======== Records for the task

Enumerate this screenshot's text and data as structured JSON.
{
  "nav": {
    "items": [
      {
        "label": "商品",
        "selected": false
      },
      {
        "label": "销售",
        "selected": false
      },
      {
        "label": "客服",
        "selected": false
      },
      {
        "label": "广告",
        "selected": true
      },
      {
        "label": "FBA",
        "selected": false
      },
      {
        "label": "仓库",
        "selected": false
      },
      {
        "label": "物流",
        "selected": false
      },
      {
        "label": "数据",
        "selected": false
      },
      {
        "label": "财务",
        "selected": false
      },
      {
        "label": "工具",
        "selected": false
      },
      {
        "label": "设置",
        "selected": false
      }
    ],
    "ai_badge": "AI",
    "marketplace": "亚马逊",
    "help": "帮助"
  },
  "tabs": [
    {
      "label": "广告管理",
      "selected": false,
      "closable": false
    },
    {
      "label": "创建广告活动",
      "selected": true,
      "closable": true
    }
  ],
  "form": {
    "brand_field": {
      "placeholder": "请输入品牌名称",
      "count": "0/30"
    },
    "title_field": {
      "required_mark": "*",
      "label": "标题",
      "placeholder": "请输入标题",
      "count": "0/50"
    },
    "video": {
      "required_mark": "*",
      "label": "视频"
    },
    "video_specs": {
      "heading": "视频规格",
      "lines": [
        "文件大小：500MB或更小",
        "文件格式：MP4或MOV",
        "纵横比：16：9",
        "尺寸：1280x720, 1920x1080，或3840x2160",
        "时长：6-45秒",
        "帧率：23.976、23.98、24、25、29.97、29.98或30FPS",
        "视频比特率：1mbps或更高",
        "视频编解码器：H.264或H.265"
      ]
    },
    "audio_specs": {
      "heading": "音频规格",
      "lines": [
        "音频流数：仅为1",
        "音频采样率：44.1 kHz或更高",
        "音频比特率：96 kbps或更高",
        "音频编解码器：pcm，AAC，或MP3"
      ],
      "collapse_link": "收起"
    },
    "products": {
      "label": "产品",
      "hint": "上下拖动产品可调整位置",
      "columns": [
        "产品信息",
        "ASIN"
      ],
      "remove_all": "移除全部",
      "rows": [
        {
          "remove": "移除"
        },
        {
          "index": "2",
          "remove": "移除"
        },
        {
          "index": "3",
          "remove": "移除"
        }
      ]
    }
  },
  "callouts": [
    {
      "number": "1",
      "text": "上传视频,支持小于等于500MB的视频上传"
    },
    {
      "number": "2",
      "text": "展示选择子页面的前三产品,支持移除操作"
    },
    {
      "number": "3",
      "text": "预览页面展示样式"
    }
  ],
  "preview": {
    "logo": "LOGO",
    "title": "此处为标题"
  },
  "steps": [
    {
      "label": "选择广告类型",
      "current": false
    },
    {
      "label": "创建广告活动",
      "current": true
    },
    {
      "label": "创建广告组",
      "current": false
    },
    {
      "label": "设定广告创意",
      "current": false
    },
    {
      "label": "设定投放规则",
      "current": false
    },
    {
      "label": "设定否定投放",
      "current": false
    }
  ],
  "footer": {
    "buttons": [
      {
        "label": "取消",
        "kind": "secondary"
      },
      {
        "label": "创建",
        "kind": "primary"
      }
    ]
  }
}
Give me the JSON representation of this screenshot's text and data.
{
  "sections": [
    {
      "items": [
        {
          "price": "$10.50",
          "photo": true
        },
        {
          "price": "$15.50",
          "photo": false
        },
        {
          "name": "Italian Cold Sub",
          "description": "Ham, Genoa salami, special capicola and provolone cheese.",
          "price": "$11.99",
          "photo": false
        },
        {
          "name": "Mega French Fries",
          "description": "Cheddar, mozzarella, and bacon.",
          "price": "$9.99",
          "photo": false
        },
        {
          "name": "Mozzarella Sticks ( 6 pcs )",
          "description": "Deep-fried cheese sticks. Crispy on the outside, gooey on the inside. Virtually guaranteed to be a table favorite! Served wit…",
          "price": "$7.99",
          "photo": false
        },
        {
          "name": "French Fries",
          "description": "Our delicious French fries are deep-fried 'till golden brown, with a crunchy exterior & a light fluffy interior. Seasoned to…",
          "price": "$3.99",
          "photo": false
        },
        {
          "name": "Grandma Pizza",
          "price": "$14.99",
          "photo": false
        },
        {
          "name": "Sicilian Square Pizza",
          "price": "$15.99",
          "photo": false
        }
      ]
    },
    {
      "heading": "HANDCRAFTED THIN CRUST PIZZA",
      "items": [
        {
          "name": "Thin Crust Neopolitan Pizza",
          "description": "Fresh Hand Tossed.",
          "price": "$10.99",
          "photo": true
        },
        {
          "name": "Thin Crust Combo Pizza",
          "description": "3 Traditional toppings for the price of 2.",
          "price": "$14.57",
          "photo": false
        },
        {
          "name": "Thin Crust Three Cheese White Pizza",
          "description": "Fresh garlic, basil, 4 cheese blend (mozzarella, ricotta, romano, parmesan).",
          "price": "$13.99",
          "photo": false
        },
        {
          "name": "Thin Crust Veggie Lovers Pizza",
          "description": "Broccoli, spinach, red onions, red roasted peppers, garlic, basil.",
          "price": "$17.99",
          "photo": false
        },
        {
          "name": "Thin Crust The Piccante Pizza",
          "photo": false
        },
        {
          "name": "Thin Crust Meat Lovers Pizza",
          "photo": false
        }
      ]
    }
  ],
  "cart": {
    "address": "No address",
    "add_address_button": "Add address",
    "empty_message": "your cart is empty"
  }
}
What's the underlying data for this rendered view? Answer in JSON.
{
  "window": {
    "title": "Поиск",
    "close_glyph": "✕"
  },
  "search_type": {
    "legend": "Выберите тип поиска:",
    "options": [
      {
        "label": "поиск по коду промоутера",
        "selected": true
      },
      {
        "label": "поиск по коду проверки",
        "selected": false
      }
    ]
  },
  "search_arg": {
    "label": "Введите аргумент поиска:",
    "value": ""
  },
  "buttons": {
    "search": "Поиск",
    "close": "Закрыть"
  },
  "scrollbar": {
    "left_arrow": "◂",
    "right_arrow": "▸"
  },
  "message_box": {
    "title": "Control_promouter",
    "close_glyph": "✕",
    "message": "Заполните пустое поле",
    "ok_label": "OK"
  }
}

================

Write down every line of the data above that includes the string "поиска".

    "legend": "Выберите тип поиска:",
    "label": "Введите аргумент поиска:",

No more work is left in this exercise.